__TASK STATEMENT__.
Count how many lines hold the string "phone", and give only that number.

(Stored data entries)
____________________

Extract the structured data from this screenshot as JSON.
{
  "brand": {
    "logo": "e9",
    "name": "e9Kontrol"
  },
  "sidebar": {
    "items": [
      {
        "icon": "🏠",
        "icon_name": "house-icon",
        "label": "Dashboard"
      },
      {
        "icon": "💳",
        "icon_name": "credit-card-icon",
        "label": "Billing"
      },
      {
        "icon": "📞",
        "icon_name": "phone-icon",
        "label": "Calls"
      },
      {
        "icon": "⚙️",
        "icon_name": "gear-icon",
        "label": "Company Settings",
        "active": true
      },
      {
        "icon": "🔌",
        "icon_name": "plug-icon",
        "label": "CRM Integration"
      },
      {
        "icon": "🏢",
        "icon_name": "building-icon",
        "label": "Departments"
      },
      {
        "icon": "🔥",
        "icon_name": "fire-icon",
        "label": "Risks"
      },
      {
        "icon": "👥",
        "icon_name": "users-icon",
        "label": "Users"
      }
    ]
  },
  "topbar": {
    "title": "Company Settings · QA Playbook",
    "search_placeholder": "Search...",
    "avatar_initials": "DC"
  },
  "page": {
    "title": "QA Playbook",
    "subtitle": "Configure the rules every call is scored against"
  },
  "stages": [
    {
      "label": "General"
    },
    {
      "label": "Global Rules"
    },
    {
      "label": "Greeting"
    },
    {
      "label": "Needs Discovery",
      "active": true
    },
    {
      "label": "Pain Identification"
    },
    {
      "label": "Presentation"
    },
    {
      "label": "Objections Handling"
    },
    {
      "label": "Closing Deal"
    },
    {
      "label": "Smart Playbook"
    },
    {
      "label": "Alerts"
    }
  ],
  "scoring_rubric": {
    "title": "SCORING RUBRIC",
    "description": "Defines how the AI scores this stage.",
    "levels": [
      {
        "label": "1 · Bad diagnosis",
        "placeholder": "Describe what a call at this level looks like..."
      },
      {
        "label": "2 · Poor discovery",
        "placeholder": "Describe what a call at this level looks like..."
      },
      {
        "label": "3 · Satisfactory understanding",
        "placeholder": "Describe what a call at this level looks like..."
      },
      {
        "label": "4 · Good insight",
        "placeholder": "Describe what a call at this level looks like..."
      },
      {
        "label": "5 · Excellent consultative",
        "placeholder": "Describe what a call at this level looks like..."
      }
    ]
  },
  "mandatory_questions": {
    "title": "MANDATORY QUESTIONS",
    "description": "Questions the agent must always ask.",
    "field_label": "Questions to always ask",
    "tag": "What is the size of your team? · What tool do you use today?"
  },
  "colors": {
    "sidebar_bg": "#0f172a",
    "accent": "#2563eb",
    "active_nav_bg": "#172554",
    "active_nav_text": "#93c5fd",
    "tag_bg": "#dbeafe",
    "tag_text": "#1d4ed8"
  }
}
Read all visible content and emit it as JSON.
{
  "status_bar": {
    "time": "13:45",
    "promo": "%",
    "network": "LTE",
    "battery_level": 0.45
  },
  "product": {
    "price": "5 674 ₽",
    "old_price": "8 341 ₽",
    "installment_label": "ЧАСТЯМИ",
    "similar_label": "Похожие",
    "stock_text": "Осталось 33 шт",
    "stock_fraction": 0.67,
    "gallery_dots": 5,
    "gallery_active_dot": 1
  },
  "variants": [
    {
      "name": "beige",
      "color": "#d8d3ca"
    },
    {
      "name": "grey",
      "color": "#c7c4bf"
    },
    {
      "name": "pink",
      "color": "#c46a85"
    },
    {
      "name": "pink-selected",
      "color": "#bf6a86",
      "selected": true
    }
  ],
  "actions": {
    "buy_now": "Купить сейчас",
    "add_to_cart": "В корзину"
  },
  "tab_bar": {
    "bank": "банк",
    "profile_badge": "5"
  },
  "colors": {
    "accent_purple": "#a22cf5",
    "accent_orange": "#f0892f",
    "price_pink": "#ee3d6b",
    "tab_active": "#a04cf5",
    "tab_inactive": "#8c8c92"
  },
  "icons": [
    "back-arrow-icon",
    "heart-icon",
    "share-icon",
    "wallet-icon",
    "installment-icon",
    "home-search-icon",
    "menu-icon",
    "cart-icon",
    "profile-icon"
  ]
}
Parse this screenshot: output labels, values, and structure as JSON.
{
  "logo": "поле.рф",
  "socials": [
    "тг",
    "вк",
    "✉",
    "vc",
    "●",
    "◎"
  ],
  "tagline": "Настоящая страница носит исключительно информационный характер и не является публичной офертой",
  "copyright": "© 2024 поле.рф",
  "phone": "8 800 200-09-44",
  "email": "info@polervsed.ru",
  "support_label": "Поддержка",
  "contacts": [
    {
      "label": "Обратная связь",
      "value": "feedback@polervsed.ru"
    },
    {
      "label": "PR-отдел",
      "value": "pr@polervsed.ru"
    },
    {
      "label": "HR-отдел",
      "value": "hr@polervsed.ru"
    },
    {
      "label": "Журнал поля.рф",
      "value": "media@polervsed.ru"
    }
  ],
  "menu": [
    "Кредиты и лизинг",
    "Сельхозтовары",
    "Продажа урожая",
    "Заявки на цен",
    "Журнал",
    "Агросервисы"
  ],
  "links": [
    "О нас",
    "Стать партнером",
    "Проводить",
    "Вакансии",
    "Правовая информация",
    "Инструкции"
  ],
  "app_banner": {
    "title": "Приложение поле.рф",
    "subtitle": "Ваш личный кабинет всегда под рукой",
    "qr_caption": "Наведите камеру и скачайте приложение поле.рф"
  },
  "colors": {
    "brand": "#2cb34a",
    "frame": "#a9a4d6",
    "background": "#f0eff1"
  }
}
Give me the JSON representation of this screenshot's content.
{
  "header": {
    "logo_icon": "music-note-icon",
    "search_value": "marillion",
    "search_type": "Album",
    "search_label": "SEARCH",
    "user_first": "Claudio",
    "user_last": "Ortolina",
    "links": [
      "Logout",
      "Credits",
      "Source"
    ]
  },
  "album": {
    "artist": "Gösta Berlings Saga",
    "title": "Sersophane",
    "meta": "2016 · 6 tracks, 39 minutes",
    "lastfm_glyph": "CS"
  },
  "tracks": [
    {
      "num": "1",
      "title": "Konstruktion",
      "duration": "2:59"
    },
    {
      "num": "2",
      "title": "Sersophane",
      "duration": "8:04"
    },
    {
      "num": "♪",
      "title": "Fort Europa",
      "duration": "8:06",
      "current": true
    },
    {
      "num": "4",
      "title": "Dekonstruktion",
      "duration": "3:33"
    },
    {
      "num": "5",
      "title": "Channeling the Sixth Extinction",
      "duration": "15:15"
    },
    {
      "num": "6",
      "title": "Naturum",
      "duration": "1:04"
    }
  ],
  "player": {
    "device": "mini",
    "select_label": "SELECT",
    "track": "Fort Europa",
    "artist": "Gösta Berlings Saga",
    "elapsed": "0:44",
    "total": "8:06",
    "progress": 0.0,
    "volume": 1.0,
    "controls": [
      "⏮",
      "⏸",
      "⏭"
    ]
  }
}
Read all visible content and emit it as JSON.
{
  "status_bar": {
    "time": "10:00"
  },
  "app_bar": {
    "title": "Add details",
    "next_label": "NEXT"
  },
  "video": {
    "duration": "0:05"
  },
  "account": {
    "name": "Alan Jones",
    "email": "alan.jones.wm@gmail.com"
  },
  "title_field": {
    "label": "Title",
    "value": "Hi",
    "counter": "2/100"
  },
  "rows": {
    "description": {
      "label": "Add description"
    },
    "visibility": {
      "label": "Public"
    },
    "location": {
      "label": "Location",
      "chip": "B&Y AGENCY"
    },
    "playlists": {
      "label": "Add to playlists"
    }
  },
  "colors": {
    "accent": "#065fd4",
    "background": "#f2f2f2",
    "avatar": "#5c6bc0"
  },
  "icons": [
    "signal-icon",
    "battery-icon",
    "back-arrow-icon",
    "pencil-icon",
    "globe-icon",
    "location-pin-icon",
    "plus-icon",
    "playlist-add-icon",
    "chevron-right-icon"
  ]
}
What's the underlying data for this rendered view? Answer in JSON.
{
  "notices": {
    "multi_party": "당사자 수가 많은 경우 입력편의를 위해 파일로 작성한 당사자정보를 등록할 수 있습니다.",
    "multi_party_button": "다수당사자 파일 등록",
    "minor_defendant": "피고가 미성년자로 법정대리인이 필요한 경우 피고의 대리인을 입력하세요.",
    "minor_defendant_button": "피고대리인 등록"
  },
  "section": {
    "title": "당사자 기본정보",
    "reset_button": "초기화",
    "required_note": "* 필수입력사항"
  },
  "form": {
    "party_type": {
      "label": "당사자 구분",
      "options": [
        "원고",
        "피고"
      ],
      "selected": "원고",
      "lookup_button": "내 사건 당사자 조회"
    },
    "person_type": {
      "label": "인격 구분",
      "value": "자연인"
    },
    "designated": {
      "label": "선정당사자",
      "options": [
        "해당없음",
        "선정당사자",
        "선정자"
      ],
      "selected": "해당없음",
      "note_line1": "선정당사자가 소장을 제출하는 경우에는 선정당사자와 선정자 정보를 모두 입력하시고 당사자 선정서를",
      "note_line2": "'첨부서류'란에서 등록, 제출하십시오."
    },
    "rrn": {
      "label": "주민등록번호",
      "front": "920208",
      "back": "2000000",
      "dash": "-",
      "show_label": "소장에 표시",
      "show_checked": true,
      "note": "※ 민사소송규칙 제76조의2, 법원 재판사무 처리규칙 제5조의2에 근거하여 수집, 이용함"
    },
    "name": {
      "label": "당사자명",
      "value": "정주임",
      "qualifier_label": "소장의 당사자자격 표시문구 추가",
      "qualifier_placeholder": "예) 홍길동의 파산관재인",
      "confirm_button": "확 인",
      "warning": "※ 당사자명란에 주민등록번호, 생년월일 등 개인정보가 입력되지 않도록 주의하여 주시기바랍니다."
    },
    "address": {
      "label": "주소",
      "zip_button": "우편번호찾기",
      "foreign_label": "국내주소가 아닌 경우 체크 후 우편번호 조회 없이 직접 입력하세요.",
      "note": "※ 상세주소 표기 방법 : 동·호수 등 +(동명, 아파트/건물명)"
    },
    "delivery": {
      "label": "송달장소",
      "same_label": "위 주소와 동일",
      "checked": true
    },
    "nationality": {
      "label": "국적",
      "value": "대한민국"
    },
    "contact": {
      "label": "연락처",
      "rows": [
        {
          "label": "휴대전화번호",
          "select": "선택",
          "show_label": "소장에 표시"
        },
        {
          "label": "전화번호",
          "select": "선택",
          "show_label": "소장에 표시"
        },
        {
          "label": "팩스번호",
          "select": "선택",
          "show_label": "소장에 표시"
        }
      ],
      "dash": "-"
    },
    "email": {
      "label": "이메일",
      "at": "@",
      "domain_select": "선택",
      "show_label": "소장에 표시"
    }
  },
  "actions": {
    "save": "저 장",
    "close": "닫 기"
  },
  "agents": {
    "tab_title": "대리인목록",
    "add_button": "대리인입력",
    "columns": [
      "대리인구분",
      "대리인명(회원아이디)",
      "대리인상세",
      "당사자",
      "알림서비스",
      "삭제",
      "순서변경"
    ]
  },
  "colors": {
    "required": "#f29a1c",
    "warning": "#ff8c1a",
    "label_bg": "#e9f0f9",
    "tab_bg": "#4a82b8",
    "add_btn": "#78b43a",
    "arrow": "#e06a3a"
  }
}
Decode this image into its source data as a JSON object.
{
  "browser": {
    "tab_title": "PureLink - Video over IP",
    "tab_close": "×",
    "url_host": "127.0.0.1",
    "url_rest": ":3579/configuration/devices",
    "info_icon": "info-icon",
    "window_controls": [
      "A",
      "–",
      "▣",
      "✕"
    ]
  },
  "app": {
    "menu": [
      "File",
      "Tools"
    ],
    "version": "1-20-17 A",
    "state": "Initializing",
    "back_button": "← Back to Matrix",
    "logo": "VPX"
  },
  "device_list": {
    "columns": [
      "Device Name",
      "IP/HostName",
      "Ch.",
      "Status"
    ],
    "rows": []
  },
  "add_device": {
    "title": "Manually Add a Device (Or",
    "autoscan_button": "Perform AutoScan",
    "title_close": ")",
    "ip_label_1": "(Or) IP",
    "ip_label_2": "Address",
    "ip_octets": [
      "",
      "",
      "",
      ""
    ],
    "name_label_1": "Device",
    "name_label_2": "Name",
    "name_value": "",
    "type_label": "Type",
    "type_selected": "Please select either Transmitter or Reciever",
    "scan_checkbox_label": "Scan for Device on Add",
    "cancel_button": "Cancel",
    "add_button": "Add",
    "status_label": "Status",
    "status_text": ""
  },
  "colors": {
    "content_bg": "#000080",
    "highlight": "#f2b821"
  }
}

____________________

__EXERCISE RESULT__.
2